▶ **INSTRUCTION**:
Copy out every line containing the word "this".

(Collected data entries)
<<<<
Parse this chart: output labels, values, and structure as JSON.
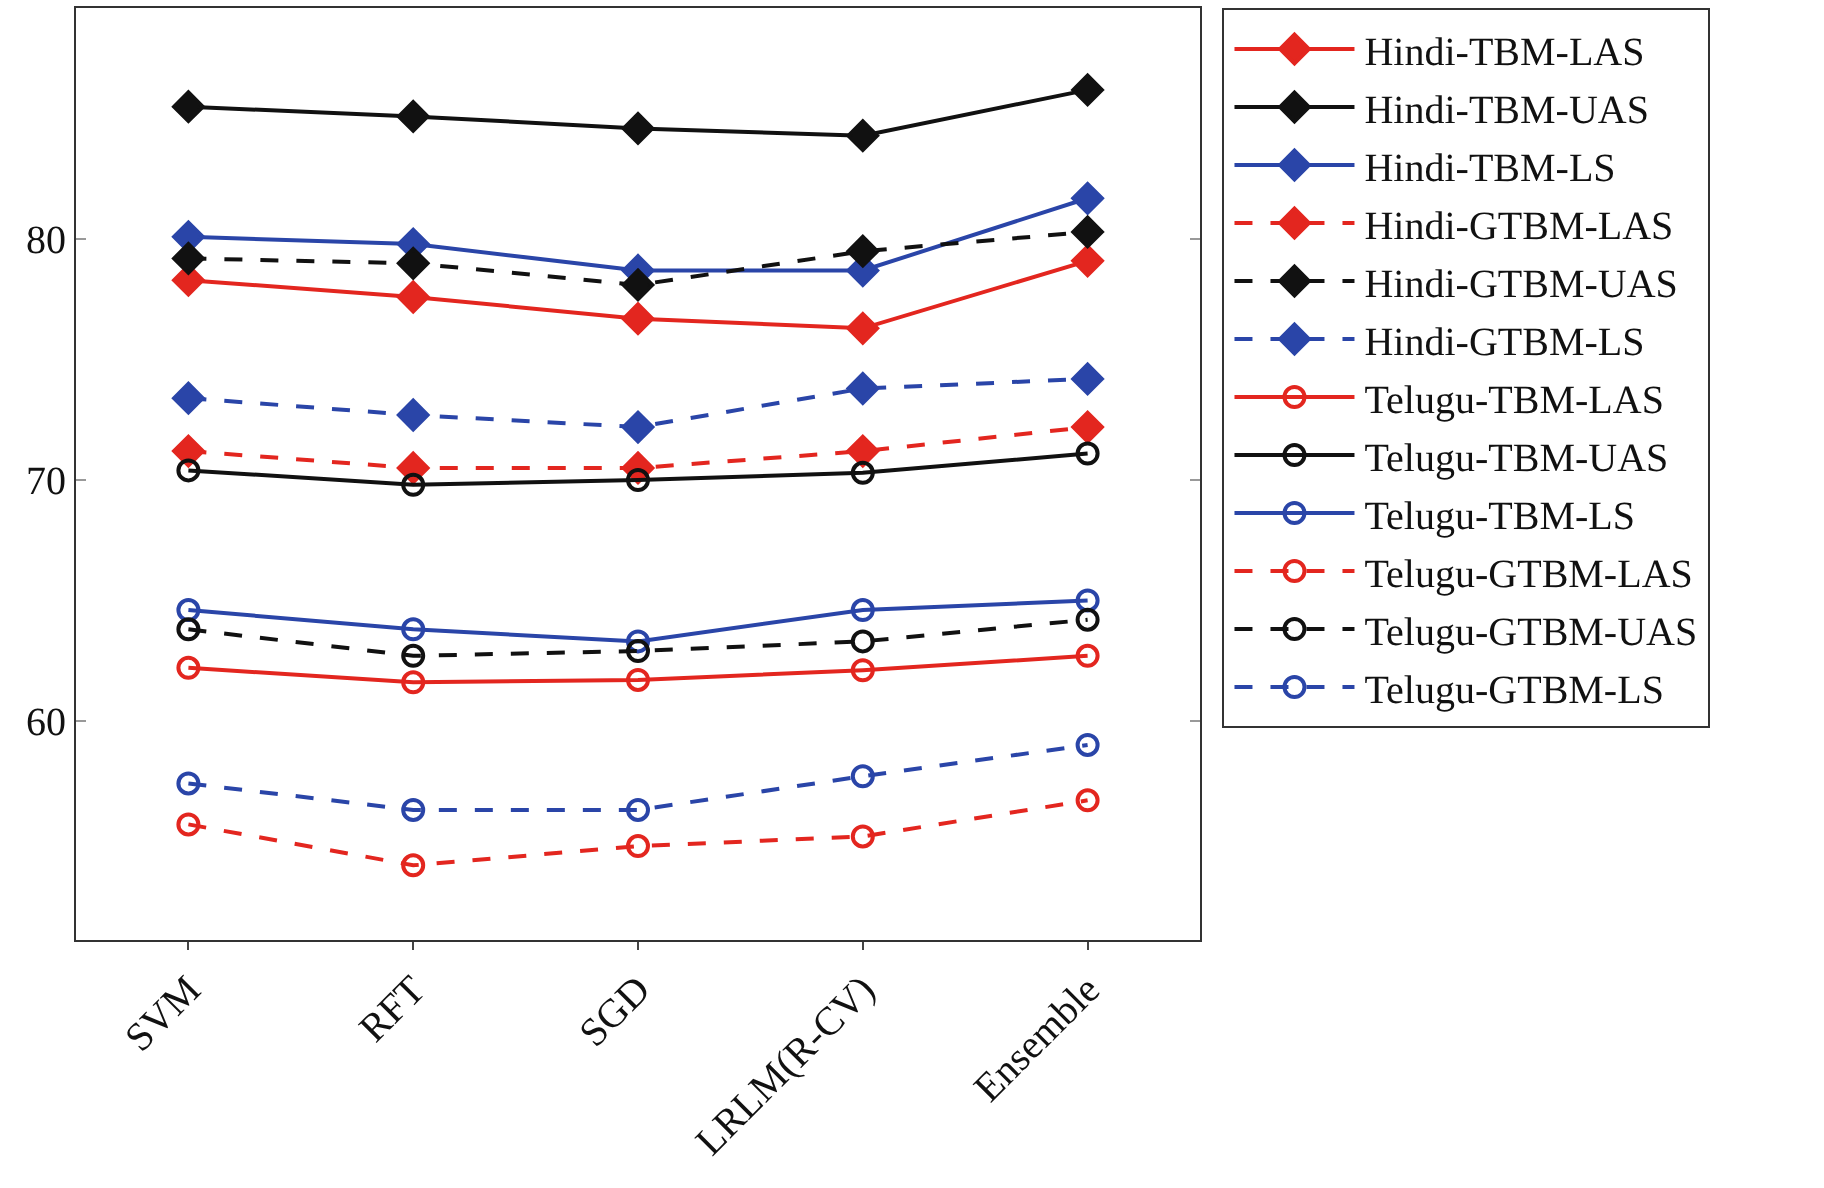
{
  "chart_data": {
    "type": "line",
    "categories": [
      "SVM",
      "RFT",
      "SGD",
      "LRLM(R-CV)",
      "Ensemble"
    ],
    "ylim": [
      50.9,
      89.6
    ],
    "yticks": [
      60,
      70,
      80
    ],
    "legend": "right",
    "series": [
      {
        "name": "Hindi-TBM-LAS",
        "color": "#e3261f",
        "marker": "diamond",
        "line_style": "solid",
        "values": [
          78.3,
          77.6,
          76.7,
          76.3,
          79.1
        ]
      },
      {
        "name": "Hindi-TBM-UAS",
        "color": "#111111",
        "marker": "diamond",
        "line_style": "solid",
        "values": [
          85.5,
          85.1,
          84.6,
          84.3,
          86.2
        ]
      },
      {
        "name": "Hindi-TBM-LS",
        "color": "#2a45a8",
        "marker": "diamond",
        "line_style": "solid",
        "values": [
          80.1,
          79.8,
          78.7,
          78.7,
          81.7
        ]
      },
      {
        "name": "Hindi-GTBM-LAS",
        "color": "#e3261f",
        "marker": "diamond",
        "line_style": "dashed",
        "values": [
          71.2,
          70.5,
          70.5,
          71.2,
          72.2
        ]
      },
      {
        "name": "Hindi-GTBM-UAS",
        "color": "#111111",
        "marker": "diamond",
        "line_style": "dashed",
        "values": [
          79.2,
          79.0,
          78.1,
          79.5,
          80.3
        ]
      },
      {
        "name": "Hindi-GTBM-LS",
        "color": "#2a45a8",
        "marker": "diamond",
        "line_style": "dashed",
        "values": [
          73.4,
          72.7,
          72.2,
          73.8,
          74.2
        ]
      },
      {
        "name": "Telugu-TBM-LAS",
        "color": "#e3261f",
        "marker": "circle",
        "line_style": "solid",
        "values": [
          62.2,
          61.6,
          61.7,
          62.1,
          62.7
        ]
      },
      {
        "name": "Telugu-TBM-UAS",
        "color": "#111111",
        "marker": "circle",
        "line_style": "solid",
        "values": [
          70.4,
          69.8,
          70.0,
          70.3,
          71.1
        ]
      },
      {
        "name": "Telugu-TBM-LS",
        "color": "#2a45a8",
        "marker": "circle",
        "line_style": "solid",
        "values": [
          64.6,
          63.8,
          63.3,
          64.6,
          65.0
        ]
      },
      {
        "name": "Telugu-GTBM-LAS",
        "color": "#e3261f",
        "marker": "circle",
        "line_style": "dashed",
        "values": [
          55.7,
          54.0,
          54.8,
          55.2,
          56.7
        ]
      },
      {
        "name": "Telugu-GTBM-UAS",
        "color": "#111111",
        "marker": "circle",
        "line_style": "dashed",
        "values": [
          63.8,
          62.7,
          62.9,
          63.3,
          64.2
        ]
      },
      {
        "name": "Telugu-GTBM-LS",
        "color": "#2a45a8",
        "marker": "circle",
        "line_style": "dashed",
        "values": [
          57.4,
          56.3,
          56.3,
          57.7,
          59.0
        ]
      }
    ]
  }
}
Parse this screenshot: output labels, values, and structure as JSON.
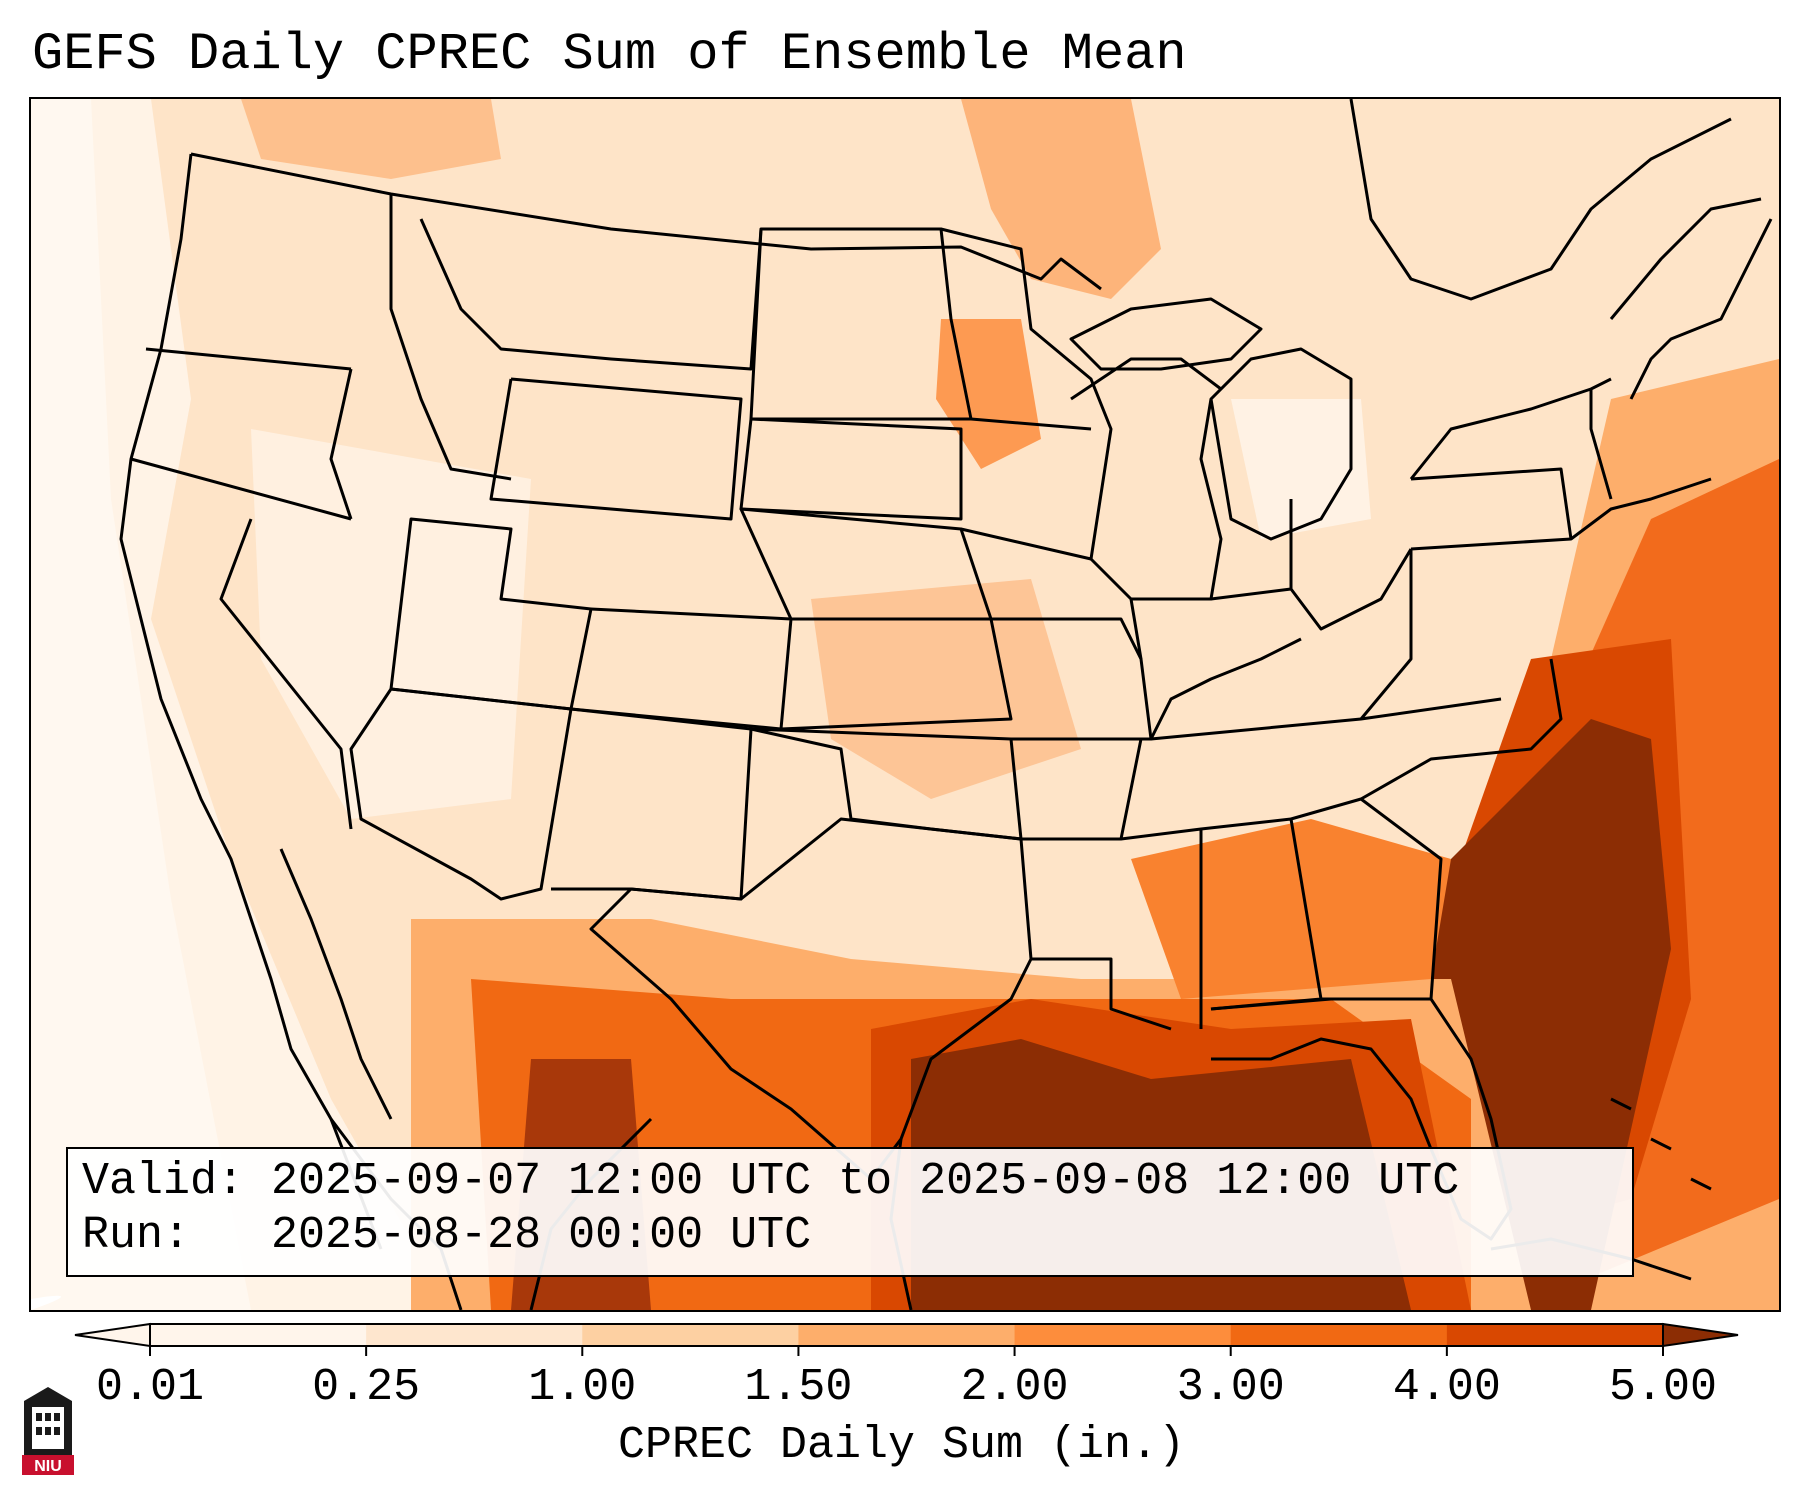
>>>>
▶ **CORRECT RESPONSE**:
Parse this chart: output labels, values, and structure as JSON.
Parse this screenshot: output labels, values, and structure as JSON.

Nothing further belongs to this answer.